WHAT IS EXPECTED:
Collect every line of the records below that contains the word "Collaborated".

══ MATERIAL SHOWN

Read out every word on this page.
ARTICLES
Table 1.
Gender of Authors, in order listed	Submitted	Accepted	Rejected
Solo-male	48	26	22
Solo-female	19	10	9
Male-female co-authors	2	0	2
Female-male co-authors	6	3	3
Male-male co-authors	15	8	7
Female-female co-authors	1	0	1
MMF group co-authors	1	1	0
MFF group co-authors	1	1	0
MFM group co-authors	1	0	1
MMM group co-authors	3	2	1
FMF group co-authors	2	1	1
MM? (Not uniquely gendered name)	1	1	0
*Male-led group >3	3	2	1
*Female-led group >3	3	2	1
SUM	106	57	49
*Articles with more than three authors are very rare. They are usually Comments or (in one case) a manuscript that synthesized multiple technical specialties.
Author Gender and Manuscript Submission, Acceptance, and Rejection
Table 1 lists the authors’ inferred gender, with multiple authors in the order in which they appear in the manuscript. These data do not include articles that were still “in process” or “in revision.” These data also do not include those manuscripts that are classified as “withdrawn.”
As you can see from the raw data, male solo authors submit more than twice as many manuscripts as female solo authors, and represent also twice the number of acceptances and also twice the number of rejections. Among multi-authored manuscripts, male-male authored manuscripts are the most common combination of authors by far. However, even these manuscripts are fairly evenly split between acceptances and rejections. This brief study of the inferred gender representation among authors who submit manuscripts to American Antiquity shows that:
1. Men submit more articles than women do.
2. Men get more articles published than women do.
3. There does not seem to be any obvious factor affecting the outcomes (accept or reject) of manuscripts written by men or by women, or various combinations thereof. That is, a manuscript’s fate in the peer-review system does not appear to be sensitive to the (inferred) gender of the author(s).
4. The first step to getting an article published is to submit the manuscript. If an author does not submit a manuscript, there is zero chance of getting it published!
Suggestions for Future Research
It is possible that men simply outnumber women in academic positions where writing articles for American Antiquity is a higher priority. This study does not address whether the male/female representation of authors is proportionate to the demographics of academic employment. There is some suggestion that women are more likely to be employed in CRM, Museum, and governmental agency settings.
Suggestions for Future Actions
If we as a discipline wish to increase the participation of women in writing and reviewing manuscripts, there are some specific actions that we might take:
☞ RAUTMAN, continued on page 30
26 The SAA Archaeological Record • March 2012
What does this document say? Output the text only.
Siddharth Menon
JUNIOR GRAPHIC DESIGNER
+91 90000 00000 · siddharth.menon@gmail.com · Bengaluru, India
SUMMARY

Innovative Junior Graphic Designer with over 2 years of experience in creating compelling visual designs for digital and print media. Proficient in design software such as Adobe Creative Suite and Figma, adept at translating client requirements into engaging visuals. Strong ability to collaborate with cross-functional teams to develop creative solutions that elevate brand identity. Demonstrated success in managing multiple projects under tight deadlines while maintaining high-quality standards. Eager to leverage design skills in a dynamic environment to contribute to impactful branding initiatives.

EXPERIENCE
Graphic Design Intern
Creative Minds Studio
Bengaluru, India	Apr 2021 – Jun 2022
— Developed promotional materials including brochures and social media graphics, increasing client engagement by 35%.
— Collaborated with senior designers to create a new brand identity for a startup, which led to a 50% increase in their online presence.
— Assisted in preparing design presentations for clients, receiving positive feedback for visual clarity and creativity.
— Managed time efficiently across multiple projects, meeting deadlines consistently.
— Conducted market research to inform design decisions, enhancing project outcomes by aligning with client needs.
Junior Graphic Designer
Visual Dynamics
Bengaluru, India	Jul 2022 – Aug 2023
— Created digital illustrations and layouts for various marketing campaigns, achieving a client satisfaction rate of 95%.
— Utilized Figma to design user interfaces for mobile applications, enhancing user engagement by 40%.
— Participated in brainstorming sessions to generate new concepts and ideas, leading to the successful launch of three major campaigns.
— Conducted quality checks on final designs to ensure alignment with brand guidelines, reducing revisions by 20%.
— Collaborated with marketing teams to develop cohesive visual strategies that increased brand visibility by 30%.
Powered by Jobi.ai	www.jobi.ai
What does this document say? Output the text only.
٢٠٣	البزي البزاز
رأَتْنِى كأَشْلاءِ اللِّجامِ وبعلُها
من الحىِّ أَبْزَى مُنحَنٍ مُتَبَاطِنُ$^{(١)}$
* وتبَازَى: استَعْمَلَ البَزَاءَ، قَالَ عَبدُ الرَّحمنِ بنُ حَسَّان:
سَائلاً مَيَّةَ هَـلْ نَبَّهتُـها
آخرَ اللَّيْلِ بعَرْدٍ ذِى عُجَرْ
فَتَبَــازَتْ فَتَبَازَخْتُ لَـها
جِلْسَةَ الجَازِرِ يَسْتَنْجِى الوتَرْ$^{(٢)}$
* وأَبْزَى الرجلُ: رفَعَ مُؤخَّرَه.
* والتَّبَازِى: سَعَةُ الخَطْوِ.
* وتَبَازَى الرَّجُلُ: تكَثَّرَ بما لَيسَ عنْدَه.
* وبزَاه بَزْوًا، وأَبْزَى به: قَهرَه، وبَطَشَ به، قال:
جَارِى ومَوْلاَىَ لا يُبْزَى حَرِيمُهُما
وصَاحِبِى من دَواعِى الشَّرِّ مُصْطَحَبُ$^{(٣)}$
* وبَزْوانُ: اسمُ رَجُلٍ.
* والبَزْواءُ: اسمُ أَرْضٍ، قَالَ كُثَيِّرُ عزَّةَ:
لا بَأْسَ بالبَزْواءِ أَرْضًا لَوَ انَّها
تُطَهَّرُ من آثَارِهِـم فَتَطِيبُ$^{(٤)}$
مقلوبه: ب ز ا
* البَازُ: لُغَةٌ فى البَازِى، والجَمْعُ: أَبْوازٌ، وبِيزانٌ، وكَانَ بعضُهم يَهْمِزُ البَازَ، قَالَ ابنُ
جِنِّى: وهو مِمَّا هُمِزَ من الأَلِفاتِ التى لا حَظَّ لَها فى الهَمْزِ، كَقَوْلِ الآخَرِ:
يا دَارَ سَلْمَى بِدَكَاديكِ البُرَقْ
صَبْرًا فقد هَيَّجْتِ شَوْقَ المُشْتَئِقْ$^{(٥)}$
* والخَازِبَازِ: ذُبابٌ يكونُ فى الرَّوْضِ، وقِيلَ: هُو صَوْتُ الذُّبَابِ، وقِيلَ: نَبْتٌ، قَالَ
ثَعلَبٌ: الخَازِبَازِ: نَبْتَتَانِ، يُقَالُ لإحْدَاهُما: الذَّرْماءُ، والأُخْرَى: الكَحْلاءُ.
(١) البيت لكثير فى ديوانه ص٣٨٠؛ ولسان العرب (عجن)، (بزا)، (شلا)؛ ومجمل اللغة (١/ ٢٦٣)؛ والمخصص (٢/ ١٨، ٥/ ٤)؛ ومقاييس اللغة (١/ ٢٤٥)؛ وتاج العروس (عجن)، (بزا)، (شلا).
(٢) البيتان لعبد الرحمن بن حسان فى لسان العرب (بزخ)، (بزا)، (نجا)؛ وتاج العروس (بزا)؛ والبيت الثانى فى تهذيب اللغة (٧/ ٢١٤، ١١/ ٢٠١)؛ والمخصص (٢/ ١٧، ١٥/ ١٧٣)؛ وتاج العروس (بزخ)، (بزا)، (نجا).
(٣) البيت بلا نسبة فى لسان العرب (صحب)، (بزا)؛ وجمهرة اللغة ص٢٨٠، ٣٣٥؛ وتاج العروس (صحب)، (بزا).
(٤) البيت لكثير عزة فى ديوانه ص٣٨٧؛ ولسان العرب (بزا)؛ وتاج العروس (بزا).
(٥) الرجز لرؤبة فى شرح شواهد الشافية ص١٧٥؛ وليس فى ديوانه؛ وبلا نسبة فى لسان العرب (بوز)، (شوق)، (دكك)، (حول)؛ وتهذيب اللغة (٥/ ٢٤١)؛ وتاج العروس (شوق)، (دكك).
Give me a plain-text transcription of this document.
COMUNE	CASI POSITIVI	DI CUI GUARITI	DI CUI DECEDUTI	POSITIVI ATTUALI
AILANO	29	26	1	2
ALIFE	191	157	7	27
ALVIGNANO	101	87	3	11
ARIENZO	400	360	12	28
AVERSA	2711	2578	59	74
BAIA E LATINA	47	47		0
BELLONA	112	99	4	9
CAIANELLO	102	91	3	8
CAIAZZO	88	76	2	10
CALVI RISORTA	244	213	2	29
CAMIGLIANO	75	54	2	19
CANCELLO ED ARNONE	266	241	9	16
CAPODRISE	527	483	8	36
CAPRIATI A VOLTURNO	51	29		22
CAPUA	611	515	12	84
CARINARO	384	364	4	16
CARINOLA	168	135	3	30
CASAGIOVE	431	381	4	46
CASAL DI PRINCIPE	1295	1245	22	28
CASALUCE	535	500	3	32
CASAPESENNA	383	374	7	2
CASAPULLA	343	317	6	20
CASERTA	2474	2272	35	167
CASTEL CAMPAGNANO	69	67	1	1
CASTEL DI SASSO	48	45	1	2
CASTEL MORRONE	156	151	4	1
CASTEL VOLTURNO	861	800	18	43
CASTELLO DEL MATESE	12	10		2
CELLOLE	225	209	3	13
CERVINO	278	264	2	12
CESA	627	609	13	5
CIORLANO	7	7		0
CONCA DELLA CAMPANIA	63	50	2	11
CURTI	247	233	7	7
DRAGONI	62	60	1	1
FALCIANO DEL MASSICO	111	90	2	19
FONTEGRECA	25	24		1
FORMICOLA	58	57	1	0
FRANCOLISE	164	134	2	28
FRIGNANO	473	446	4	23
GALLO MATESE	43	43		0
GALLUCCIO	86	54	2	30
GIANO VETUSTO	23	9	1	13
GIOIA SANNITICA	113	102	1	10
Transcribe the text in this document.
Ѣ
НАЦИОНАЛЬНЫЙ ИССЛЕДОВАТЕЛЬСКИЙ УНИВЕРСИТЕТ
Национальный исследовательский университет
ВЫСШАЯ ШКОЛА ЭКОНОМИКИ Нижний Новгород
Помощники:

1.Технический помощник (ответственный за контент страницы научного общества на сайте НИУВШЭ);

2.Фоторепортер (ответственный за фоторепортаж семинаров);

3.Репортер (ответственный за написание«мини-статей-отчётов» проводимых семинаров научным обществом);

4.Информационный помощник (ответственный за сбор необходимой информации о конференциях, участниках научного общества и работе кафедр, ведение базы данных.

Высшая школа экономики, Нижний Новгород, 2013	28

════

RESULT OF THE EXERCISE:
— Collaborated with senior designers to create a new brand identity for a startup, which led to a 50% increase in their online presence.
— Collaborated with marketing teams to develop cohesive visual strategies that increased brand visibility by 30%.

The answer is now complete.